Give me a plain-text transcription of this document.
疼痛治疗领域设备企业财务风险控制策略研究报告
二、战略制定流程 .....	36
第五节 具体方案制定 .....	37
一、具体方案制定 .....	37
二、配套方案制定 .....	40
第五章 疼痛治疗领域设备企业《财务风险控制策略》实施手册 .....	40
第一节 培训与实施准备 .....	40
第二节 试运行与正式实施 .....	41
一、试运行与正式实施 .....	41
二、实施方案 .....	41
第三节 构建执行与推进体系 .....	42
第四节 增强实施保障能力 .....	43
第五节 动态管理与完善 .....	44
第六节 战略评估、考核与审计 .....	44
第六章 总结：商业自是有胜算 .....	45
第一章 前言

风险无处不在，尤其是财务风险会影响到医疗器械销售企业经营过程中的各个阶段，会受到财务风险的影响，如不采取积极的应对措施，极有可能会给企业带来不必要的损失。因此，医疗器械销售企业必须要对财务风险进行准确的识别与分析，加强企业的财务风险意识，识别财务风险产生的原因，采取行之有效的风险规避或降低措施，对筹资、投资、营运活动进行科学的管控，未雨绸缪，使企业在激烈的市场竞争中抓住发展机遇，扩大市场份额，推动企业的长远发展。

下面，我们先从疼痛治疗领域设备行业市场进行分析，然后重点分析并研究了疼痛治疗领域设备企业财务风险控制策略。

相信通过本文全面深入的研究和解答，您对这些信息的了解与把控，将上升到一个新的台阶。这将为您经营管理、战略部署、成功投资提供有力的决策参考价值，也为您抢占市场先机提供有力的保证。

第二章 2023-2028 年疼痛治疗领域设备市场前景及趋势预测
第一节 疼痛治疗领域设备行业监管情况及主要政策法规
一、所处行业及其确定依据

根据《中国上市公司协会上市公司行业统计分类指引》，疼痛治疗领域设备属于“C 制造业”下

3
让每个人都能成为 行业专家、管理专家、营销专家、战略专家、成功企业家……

▶ Exercise objective:
Retype the listing. Match it exactly.

▶ The reply:
Give me a plain-text transcription of this document.
疼痛治疗领域设备企业财务风险控制策略研究报告
二、战略制定流程 .....	36
第五节 具体方案制定 .....	37
一、具体方案制定 .....	37
二、配套方案制定 .....	40
第五章 疼痛治疗领域设备企业《财务风险控制策略》实施手册 .....	40
第一节 培训与实施准备 .....	40
第二节 试运行与正式实施 .....	41
一、试运行与正式实施 .....	41
二、实施方案 .....	41
第三节 构建执行与推进体系 .....	42
第四节 增强实施保障能力 .....	43
第五节 动态管理与完善 .....	44
第六节 战略评估、考核与审计 .....	44
第六章 总结：商业自是有胜算 .....	45
第一章 前言

风险无处不在，尤其是财务风险会影响到医疗器械销售企业经营过程中的各个阶段，会受到财务风险的影响，如不采取积极的应对措施，极有可能会给企业带来不必要的损失。因此，医疗器械销售企业必须要对财务风险进行准确的识别与分析，加强企业的财务风险意识，识别财务风险产生的原因，采取行之有效的风险规避或降低措施，对筹资、投资、营运活动进行科学的管控，未雨绸缪，使企业在激烈的市场竞争中抓住发展机遇，扩大市场份额，推动企业的长远发展。

下面，我们先从疼痛治疗领域设备行业市场进行分析，然后重点分析并研究了疼痛治疗领域设备企业财务风险控制策略。

相信通过本文全面深入的研究和解答，您对这些信息的了解与把控，将上升到一个新的台阶。这将为您经营管理、战略部署、成功投资提供有力的决策参考价值，也为您抢占市场先机提供有力的保证。

第二章 2023-2028 年疼痛治疗领域设备市场前景及趋势预测
第一节 疼痛治疗领域设备行业监管情况及主要政策法规
一、所处行业及其确定依据

根据《中国上市公司协会上市公司行业统计分类指引》，疼痛治疗领域设备属于“C 制造业”下

3
让每个人都能成为 行业专家、管理专家、营销专家、战略专家、成功企业家……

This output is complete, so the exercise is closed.